### [Written request]
Look through the lines of the material and count those containing "rakyat". Give that count alone.

***** Data for this task *****

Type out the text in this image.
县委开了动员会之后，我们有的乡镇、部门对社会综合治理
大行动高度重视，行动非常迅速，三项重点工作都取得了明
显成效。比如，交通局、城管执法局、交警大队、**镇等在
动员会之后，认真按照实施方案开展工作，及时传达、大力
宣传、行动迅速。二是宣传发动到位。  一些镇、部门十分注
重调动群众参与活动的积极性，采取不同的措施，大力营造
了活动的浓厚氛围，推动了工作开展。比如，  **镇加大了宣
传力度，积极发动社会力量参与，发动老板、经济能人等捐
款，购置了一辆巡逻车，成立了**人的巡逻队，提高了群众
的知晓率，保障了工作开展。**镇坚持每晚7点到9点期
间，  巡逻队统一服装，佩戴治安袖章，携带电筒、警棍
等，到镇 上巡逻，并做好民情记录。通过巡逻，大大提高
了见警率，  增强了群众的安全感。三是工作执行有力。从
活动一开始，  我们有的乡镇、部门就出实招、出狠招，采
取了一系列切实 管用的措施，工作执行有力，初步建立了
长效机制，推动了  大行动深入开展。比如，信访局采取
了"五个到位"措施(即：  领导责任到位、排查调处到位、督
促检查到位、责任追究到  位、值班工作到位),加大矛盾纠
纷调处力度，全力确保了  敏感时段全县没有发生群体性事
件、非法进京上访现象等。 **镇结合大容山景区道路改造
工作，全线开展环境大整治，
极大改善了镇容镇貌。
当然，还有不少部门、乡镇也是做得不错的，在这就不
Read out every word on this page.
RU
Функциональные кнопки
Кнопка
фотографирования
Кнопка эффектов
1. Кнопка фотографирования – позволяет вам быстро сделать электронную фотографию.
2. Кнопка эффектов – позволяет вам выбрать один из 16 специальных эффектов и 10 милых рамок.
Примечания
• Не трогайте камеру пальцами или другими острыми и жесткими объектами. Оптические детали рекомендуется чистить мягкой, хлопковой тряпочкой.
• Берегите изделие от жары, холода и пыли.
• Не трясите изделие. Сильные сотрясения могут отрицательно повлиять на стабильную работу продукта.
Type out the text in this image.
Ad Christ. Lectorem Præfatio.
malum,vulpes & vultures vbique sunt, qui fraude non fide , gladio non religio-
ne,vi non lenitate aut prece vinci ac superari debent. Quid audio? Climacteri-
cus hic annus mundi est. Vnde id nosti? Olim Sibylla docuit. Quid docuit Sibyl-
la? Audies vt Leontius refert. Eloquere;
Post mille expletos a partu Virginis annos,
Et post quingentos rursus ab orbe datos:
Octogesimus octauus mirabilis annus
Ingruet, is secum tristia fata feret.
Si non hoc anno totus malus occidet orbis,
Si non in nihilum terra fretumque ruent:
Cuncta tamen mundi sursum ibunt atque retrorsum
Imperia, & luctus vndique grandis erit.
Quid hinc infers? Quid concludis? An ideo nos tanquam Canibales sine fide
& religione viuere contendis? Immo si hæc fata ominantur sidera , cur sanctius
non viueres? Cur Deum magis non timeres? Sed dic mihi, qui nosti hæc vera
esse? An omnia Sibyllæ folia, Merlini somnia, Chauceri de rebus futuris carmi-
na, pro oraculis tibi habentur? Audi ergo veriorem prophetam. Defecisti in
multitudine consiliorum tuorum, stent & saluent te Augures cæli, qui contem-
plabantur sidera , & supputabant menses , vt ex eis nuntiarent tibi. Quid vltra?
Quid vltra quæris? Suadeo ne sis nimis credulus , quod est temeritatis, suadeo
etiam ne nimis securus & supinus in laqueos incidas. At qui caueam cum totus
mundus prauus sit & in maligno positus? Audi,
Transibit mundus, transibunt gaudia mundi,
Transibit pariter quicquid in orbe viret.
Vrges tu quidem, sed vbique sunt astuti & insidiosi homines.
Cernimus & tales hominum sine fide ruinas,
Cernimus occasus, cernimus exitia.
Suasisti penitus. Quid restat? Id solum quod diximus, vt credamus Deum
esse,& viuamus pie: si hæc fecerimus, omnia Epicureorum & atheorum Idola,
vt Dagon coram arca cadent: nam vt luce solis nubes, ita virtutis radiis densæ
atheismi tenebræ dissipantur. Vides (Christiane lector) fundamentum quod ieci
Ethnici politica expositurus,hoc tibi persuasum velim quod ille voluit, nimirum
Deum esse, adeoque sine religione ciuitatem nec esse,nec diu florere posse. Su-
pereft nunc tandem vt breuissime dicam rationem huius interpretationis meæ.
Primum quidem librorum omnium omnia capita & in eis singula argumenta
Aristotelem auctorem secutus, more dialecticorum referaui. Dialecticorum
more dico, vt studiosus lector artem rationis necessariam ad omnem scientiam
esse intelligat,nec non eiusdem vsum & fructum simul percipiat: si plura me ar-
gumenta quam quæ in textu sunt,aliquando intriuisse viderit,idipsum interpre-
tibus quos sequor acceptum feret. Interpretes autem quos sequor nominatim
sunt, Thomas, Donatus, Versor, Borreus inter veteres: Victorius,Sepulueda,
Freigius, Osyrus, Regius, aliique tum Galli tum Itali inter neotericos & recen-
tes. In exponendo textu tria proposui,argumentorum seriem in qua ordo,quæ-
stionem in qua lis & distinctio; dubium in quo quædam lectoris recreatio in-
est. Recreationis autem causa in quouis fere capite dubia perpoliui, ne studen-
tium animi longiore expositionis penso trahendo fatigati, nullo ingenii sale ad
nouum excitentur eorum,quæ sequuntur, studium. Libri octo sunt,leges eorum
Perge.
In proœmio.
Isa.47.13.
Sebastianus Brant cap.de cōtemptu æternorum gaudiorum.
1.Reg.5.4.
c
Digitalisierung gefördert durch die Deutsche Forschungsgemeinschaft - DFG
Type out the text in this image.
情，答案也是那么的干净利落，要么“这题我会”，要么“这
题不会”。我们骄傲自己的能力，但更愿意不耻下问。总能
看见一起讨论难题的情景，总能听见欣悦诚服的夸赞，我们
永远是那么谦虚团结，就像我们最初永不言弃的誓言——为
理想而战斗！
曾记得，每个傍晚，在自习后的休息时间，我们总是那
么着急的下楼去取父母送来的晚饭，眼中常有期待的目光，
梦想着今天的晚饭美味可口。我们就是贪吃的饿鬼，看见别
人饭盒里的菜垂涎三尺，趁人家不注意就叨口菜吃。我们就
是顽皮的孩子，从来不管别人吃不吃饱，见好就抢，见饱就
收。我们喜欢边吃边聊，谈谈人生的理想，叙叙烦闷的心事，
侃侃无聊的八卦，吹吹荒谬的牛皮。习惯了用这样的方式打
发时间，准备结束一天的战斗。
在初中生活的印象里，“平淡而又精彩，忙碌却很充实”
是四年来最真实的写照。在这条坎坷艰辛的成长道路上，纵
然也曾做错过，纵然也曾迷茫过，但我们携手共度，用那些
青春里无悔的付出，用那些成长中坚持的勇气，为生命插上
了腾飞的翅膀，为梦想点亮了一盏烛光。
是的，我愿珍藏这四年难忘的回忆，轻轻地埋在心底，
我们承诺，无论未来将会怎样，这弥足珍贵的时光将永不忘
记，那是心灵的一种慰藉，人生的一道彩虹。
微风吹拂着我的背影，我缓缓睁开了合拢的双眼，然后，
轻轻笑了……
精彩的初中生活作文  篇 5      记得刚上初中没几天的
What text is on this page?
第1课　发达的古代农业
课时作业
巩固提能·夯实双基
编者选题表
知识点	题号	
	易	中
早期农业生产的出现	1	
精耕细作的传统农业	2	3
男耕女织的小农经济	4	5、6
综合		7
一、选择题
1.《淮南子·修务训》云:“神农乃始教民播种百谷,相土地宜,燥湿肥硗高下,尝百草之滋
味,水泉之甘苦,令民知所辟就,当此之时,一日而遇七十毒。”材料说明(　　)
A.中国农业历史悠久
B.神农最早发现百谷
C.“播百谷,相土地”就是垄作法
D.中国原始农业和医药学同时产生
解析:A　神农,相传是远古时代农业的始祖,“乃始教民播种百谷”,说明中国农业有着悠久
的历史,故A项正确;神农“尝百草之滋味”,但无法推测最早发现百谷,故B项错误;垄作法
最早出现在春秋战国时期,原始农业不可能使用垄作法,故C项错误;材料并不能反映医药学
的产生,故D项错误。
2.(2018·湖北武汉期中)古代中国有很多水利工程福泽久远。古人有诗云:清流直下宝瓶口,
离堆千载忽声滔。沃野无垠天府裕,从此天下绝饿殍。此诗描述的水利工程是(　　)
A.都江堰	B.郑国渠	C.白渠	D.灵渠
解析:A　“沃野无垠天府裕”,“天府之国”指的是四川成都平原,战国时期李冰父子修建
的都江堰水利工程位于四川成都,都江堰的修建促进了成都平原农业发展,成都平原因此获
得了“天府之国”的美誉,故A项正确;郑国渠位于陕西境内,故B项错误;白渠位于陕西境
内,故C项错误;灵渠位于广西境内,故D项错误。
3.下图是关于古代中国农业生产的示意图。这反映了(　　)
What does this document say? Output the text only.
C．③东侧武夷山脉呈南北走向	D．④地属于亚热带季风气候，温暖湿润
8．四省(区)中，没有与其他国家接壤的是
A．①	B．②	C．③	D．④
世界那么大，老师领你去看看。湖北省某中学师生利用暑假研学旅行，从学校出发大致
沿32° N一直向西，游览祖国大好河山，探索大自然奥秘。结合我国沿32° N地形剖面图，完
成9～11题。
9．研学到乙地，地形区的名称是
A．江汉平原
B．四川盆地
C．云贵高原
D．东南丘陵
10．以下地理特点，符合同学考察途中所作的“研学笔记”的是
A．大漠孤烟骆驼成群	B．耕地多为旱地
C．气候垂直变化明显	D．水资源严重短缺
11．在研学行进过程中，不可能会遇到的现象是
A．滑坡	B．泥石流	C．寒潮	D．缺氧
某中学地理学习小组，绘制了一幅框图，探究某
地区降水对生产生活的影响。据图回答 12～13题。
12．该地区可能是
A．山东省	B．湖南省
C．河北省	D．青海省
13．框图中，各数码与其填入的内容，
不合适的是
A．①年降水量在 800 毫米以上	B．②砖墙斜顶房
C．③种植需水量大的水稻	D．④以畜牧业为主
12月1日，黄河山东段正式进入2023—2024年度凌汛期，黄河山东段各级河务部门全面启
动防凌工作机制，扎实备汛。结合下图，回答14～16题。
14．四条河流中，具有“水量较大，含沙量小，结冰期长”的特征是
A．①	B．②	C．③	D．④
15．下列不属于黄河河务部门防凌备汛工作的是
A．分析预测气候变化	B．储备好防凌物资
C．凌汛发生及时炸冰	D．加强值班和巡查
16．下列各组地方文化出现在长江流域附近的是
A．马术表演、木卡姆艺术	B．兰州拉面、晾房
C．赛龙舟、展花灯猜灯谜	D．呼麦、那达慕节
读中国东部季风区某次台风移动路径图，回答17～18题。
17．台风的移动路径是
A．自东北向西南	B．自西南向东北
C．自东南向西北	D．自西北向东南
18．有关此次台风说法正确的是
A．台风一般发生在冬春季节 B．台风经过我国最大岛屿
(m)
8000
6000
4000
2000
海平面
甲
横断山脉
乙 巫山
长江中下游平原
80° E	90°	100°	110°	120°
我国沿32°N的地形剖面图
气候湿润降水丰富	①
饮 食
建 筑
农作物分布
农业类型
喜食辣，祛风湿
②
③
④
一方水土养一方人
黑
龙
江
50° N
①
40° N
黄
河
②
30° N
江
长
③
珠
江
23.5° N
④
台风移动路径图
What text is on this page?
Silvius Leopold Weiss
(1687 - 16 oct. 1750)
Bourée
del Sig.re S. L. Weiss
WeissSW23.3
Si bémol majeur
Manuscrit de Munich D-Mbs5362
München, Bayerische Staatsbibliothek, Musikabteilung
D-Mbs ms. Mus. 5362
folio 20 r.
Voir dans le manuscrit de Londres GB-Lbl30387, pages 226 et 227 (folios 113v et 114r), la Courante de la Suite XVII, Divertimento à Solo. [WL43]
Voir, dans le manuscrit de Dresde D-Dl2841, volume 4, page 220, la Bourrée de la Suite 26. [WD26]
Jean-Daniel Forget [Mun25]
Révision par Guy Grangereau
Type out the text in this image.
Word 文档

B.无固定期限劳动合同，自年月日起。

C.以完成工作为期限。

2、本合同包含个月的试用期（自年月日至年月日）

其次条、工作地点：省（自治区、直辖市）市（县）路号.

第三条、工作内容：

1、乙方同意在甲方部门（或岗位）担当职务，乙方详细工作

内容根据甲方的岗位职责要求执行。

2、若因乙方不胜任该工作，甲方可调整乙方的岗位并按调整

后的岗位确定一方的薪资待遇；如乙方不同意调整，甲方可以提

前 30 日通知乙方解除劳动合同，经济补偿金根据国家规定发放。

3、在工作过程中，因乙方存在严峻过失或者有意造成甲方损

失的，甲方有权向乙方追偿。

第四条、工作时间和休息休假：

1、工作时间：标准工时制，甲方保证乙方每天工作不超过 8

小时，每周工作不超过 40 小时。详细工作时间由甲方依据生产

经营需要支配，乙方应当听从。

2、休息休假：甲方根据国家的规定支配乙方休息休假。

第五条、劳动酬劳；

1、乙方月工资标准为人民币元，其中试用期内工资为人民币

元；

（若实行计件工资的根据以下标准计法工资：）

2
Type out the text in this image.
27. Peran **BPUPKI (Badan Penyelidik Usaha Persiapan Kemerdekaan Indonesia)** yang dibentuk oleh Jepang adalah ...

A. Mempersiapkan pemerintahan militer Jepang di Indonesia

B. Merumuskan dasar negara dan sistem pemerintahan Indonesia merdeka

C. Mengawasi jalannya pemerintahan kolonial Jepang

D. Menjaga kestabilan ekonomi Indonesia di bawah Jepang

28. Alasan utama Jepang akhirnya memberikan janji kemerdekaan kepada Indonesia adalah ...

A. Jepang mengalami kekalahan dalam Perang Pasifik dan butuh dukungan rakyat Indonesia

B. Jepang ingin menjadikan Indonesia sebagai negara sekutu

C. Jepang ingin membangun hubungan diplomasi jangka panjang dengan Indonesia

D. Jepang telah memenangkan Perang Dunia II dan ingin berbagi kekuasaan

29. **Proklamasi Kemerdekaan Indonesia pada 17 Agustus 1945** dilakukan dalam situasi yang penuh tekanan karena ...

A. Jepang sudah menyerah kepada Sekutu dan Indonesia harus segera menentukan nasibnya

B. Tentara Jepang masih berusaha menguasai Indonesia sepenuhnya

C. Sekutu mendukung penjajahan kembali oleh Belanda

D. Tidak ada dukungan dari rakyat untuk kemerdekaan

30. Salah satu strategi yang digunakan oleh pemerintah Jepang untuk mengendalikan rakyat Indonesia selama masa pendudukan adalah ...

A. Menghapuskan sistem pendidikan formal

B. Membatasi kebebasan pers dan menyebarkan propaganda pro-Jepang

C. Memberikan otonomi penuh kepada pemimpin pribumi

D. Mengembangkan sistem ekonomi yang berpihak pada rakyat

*****

### [Answer to the task]
4